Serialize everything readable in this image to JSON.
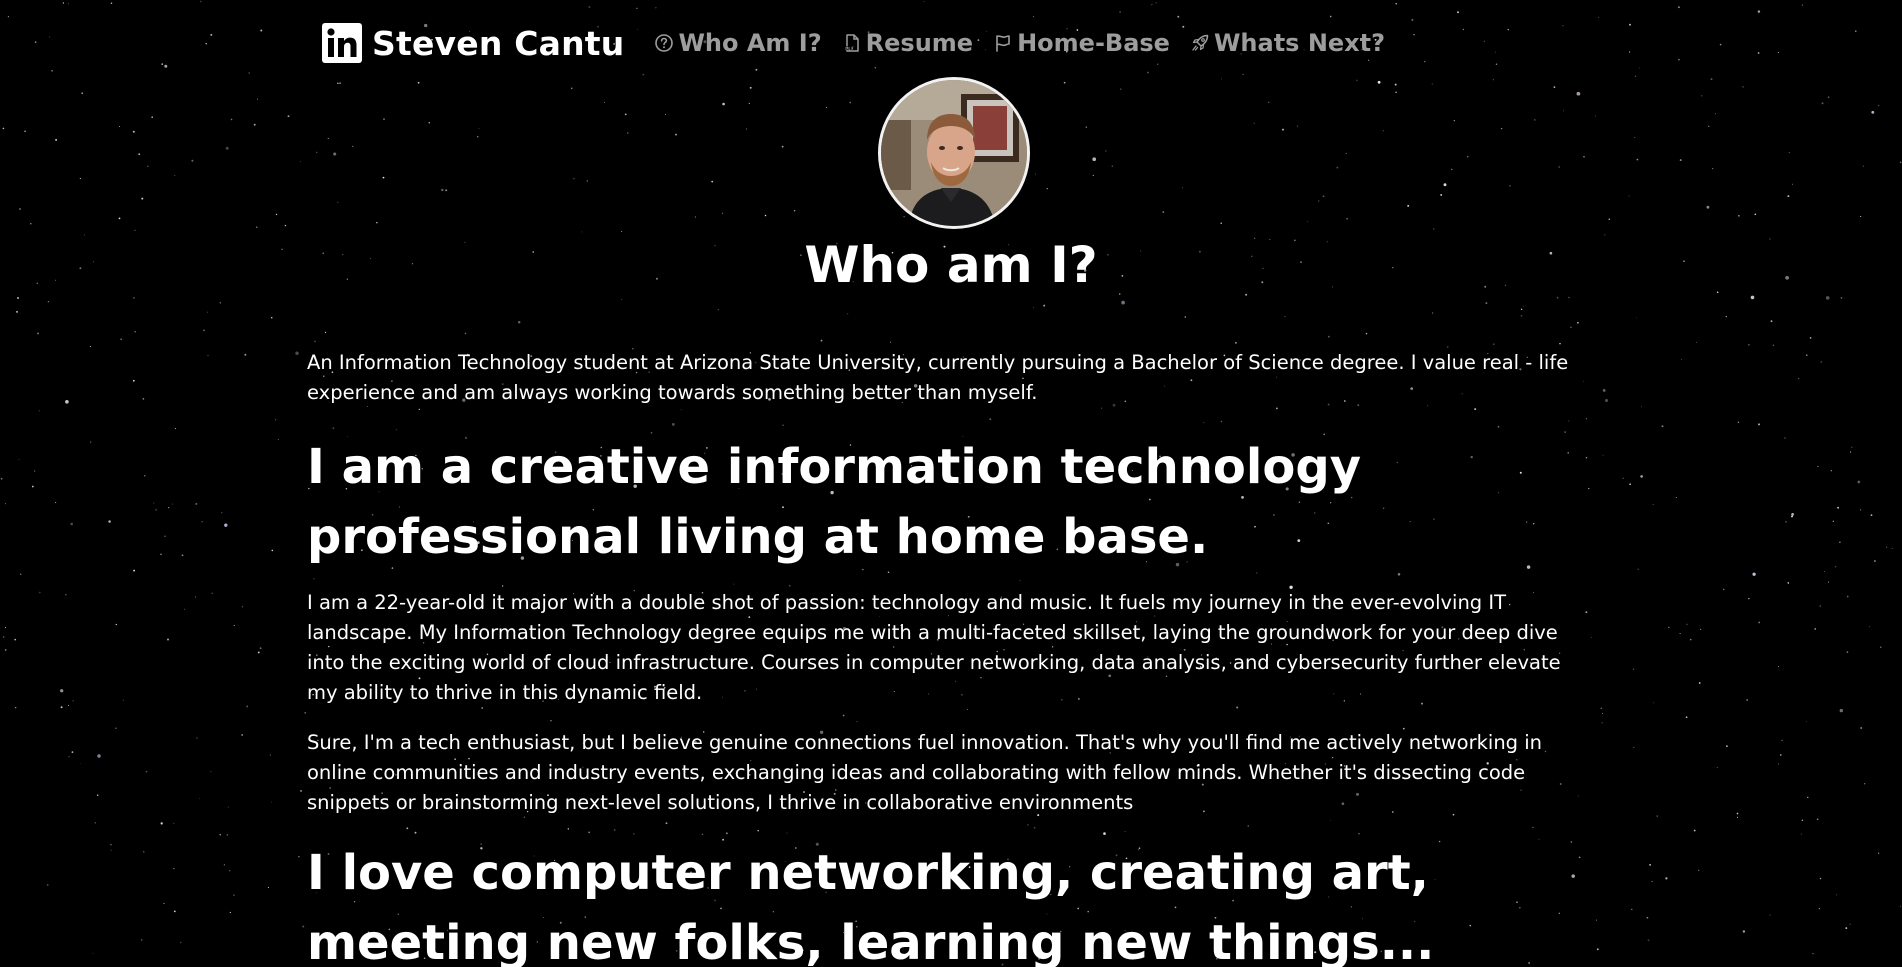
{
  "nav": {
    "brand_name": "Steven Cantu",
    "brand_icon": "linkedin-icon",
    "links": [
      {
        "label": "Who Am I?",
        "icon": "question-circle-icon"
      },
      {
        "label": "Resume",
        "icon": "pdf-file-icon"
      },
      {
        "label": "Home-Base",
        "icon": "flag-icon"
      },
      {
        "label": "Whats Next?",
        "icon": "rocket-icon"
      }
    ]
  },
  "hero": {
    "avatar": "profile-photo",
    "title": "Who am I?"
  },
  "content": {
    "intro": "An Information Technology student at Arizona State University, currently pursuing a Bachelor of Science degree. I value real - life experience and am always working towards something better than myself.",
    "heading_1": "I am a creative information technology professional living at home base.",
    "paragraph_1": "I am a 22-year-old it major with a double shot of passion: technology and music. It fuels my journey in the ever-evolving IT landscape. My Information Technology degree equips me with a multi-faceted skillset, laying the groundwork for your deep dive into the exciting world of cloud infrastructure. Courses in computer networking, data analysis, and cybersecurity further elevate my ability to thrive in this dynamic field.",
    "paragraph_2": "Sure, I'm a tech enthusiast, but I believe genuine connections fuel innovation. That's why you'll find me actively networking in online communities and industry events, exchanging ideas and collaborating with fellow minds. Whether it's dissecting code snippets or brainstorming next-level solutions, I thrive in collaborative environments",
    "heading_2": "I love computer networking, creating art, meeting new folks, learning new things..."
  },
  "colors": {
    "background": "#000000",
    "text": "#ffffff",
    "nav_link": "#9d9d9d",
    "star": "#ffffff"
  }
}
:::
Write out the listing above exactly as it stands, pictures excluded.

Serialize everything readable in this image to JSON.
{
  "nav": {
    "brand_name": "Steven Cantu",
    "brand_icon": "linkedin-icon",
    "links": [
      {
        "label": "Who Am I?",
        "icon": "question-circle-icon"
      },
      {
        "label": "Resume",
        "icon": "pdf-file-icon"
      },
      {
        "label": "Home-Base",
        "icon": "flag-icon"
      },
      {
        "label": "Whats Next?",
        "icon": "rocket-icon"
      }
    ]
  },
  "hero": {
    "avatar": "profile-photo",
    "title": "Who am I?"
  },
  "content": {
    "intro": "An Information Technology student at Arizona State University, currently pursuing a Bachelor of Science degree. I value real - life experience and am always working towards something better than myself.",
    "heading_1": "I am a creative information technology professional living at home base.",
    "paragraph_1": "I am a 22-year-old it major with a double shot of passion: technology and music. It fuels my journey in the ever-evolving IT landscape. My Information Technology degree equips me with a multi-faceted skillset, laying the groundwork for your deep dive into the exciting world of cloud infrastructure. Courses in computer networking, data analysis, and cybersecurity further elevate my ability to thrive in this dynamic field.",
    "paragraph_2": "Sure, I'm a tech enthusiast, but I believe genuine connections fuel innovation. That's why you'll find me actively networking in online communities and industry events, exchanging ideas and collaborating with fellow minds. Whether it's dissecting code snippets or brainstorming next-level solutions, I thrive in collaborative environments",
    "heading_2": "I love computer networking, creating art, meeting new folks, learning new things..."
  },
  "colors": {
    "background": "#000000",
    "text": "#ffffff",
    "nav_link": "#9d9d9d",
    "star": "#ffffff"
  }
}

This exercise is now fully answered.